-- Exercise prompt --
Copy out every one of the following rows verbatim, keeping each line as it appears.

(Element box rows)
· · · · ·
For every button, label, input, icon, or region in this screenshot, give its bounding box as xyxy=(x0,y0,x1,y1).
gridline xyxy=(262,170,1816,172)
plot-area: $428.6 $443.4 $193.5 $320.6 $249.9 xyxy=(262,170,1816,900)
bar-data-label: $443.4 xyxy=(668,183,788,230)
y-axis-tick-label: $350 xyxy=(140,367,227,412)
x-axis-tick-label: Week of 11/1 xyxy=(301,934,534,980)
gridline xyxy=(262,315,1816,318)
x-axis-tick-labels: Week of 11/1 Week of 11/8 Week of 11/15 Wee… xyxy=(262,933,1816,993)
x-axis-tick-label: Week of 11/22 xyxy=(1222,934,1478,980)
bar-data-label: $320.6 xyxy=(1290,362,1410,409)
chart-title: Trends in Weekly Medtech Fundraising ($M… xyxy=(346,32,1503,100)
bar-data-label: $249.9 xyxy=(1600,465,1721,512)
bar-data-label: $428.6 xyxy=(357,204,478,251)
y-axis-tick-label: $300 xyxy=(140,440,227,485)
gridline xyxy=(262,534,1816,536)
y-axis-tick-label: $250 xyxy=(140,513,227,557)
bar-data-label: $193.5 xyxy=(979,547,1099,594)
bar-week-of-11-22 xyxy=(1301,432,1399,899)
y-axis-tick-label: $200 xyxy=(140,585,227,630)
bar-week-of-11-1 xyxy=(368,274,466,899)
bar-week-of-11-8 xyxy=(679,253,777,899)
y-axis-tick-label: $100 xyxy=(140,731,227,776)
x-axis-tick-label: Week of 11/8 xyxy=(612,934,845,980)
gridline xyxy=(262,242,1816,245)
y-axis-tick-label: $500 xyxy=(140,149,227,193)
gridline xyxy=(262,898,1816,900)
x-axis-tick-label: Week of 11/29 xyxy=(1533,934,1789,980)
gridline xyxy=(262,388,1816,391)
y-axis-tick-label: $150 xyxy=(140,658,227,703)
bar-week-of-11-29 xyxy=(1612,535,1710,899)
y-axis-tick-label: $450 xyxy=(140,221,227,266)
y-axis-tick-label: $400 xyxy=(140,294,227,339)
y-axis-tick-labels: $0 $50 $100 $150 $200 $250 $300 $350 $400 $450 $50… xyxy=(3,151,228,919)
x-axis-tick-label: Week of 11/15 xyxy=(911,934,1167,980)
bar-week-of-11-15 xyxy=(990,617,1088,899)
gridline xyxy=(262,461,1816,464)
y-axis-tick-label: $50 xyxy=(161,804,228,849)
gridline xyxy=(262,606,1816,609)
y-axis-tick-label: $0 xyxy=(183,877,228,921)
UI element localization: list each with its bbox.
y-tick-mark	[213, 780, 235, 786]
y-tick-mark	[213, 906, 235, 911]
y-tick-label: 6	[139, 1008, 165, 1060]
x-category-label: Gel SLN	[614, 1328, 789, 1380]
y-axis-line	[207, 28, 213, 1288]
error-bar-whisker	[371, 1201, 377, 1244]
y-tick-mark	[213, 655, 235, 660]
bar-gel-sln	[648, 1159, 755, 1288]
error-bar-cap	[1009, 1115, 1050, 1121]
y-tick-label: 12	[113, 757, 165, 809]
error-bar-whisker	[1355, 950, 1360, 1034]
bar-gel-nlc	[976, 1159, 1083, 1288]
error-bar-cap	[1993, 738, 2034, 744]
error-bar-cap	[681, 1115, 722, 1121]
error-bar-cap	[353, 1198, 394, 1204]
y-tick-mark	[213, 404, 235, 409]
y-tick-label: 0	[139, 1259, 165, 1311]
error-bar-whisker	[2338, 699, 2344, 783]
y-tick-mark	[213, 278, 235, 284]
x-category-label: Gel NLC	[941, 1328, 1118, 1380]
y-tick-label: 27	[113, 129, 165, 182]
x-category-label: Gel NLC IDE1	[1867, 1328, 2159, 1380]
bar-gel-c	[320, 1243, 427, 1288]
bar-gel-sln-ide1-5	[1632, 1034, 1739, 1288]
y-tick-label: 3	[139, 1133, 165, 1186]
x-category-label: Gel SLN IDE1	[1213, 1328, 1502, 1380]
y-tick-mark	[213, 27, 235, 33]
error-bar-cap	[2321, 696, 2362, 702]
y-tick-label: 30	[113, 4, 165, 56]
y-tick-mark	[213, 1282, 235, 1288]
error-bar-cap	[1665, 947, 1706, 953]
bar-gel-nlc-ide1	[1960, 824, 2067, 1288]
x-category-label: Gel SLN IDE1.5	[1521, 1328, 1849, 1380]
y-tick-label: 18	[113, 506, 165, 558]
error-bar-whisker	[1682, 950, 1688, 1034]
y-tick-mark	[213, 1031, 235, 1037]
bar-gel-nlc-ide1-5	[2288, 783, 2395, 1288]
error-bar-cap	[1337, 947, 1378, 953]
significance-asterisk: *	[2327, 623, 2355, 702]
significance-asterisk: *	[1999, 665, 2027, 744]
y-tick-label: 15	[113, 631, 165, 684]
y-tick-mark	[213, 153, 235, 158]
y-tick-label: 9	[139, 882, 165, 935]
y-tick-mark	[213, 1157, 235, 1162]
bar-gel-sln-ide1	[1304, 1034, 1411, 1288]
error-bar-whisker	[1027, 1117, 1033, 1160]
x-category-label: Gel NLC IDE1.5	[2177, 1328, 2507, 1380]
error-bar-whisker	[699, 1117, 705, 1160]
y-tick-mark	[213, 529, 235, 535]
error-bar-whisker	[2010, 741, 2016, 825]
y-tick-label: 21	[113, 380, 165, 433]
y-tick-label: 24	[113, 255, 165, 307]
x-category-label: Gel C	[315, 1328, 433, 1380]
· · · · ·
-- The output --
For every button, label, input, icon, or region in this screenshot, give its bounding box as xyxy=(x0,y0,x1,y1).
gridline xyxy=(262,170,1816,172)
plot-area: $428.6 $443.4 $193.5 $320.6 $249.9 xyxy=(262,170,1816,900)
bar-data-label: $443.4 xyxy=(668,183,788,230)
y-axis-tick-label: $350 xyxy=(140,367,227,412)
x-axis-tick-label: Week of 11/1 xyxy=(301,934,534,980)
gridline xyxy=(262,315,1816,318)
x-axis-tick-labels: Week of 11/1 Week of 11/8 Week of 11/15 Wee… xyxy=(262,933,1816,993)
x-axis-tick-label: Week of 11/22 xyxy=(1222,934,1478,980)
bar-data-label: $320.6 xyxy=(1290,362,1410,409)
chart-title: Trends in Weekly Medtech Fundraising ($M… xyxy=(346,32,1503,100)
bar-data-label: $249.9 xyxy=(1600,465,1721,512)
bar-data-label: $428.6 xyxy=(357,204,478,251)
y-axis-tick-label: $300 xyxy=(140,440,227,485)
gridline xyxy=(262,534,1816,536)
y-axis-tick-label: $250 xyxy=(140,513,227,557)
bar-data-label: $193.5 xyxy=(979,547,1099,594)
bar-week-of-11-22 xyxy=(1301,432,1399,899)
y-axis-tick-label: $200 xyxy=(140,585,227,630)
bar-week-of-11-1 xyxy=(368,274,466,899)
bar-week-of-11-8 xyxy=(679,253,777,899)
y-axis-tick-label: $100 xyxy=(140,731,227,776)
x-axis-tick-label: Week of 11/8 xyxy=(612,934,845,980)
gridline xyxy=(262,242,1816,245)
y-axis-tick-label: $500 xyxy=(140,149,227,193)
gridline xyxy=(262,898,1816,900)
x-axis-tick-label: Week of 11/29 xyxy=(1533,934,1789,980)
gridline xyxy=(262,388,1816,391)
y-axis-tick-label: $150 xyxy=(140,658,227,703)
bar-week-of-11-29 xyxy=(1612,535,1710,899)
y-axis-tick-label: $450 xyxy=(140,221,227,266)
y-axis-tick-label: $400 xyxy=(140,294,227,339)
y-axis-tick-labels: $0 $50 $100 $150 $200 $250 $300 $350 $400 $450 $50… xyxy=(3,151,228,919)
x-axis-tick-label: Week of 11/15 xyxy=(911,934,1167,980)
bar-week-of-11-15 xyxy=(990,617,1088,899)
gridline xyxy=(262,461,1816,464)
y-axis-tick-label: $50 xyxy=(161,804,228,849)
gridline xyxy=(262,606,1816,609)
y-axis-tick-label: $0 xyxy=(183,877,228,921)
UI element localization: list each with its bbox.
y-tick-mark	[213, 780, 235, 786]
y-tick-mark	[213, 906, 235, 911]
y-tick-label: 6	[139, 1008, 165, 1060]
x-category-label: Gel SLN	[614, 1328, 789, 1380]
y-axis-line	[207, 28, 213, 1288]
error-bar-whisker	[371, 1201, 377, 1244]
y-tick-mark	[213, 655, 235, 660]
bar-gel-sln	[648, 1159, 755, 1288]
error-bar-cap	[1009, 1115, 1050, 1121]
y-tick-label: 12	[113, 757, 165, 809]
error-bar-whisker	[1355, 950, 1360, 1034]
bar-gel-nlc	[976, 1159, 1083, 1288]
error-bar-cap	[1993, 738, 2034, 744]
error-bar-cap	[681, 1115, 722, 1121]
error-bar-cap	[353, 1198, 394, 1204]
y-tick-mark	[213, 404, 235, 409]
y-tick-label: 0	[139, 1259, 165, 1311]
error-bar-whisker	[2338, 699, 2344, 783]
y-tick-mark	[213, 278, 235, 284]
x-category-label: Gel NLC	[941, 1328, 1118, 1380]
y-tick-label: 27	[113, 129, 165, 182]
x-category-label: Gel NLC IDE1	[1867, 1328, 2159, 1380]
bar-gel-c	[320, 1243, 427, 1288]
bar-gel-sln-ide1-5	[1632, 1034, 1739, 1288]
y-tick-label: 3	[139, 1133, 165, 1186]
x-category-label: Gel SLN IDE1	[1213, 1328, 1502, 1380]
y-tick-mark	[213, 27, 235, 33]
error-bar-cap	[2321, 696, 2362, 702]
y-tick-label: 30	[113, 4, 165, 56]
y-tick-mark	[213, 1282, 235, 1288]
error-bar-cap	[1665, 947, 1706, 953]
bar-gel-nlc-ide1	[1960, 824, 2067, 1288]
x-category-label: Gel SLN IDE1.5	[1521, 1328, 1849, 1380]
y-tick-label: 18	[113, 506, 165, 558]
error-bar-whisker	[1682, 950, 1688, 1034]
y-tick-mark	[213, 1031, 235, 1037]
bar-gel-nlc-ide1-5	[2288, 783, 2395, 1288]
error-bar-cap	[1337, 947, 1378, 953]
significance-asterisk: *	[2327, 623, 2355, 702]
significance-asterisk: *	[1999, 665, 2027, 744]
y-tick-label: 15	[113, 631, 165, 684]
y-tick-mark	[213, 153, 235, 158]
y-tick-label: 9	[139, 882, 165, 935]
y-tick-mark	[213, 1157, 235, 1162]
bar-gel-sln-ide1	[1304, 1034, 1411, 1288]
error-bar-whisker	[1027, 1117, 1033, 1160]
x-category-label: Gel NLC IDE1.5	[2177, 1328, 2507, 1380]
error-bar-whisker	[699, 1117, 705, 1160]
y-tick-mark	[213, 529, 235, 535]
error-bar-whisker	[2010, 741, 2016, 825]
y-tick-label: 21	[113, 380, 165, 433]
y-tick-label: 24	[113, 255, 165, 307]
x-category-label: Gel C	[315, 1328, 433, 1380]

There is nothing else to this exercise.